Start of Dataset content

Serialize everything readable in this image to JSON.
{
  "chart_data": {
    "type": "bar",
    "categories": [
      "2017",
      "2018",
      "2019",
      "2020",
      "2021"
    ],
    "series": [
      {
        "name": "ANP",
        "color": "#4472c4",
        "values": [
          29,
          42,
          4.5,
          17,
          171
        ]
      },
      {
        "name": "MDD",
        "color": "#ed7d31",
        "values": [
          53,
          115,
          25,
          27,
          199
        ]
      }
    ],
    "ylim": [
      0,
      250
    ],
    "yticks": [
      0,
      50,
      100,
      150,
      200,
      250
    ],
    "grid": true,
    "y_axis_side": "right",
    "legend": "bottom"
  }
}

End of Dataset content

Write out every entry again, keeping each line exactly the same.

Solution to this task:
Serialize everything readable in this image to JSON.
{
  "chart_data": {
    "type": "bar",
    "categories": [
      "2017",
      "2018",
      "2019",
      "2020",
      "2021"
    ],
    "series": [
      {
        "name": "ANP",
        "color": "#4472c4",
        "values": [
          29,
          42,
          4.5,
          17,
          171
        ]
      },
      {
        "name": "MDD",
        "color": "#ed7d31",
        "values": [
          53,
          115,
          25,
          27,
          199
        ]
      }
    ],
    "ylim": [
      0,
      250
    ],
    "yticks": [
      0,
      50,
      100,
      150,
      200,
      250
    ],
    "grid": true,
    "y_axis_side": "right",
    "legend": "bottom"
  }
}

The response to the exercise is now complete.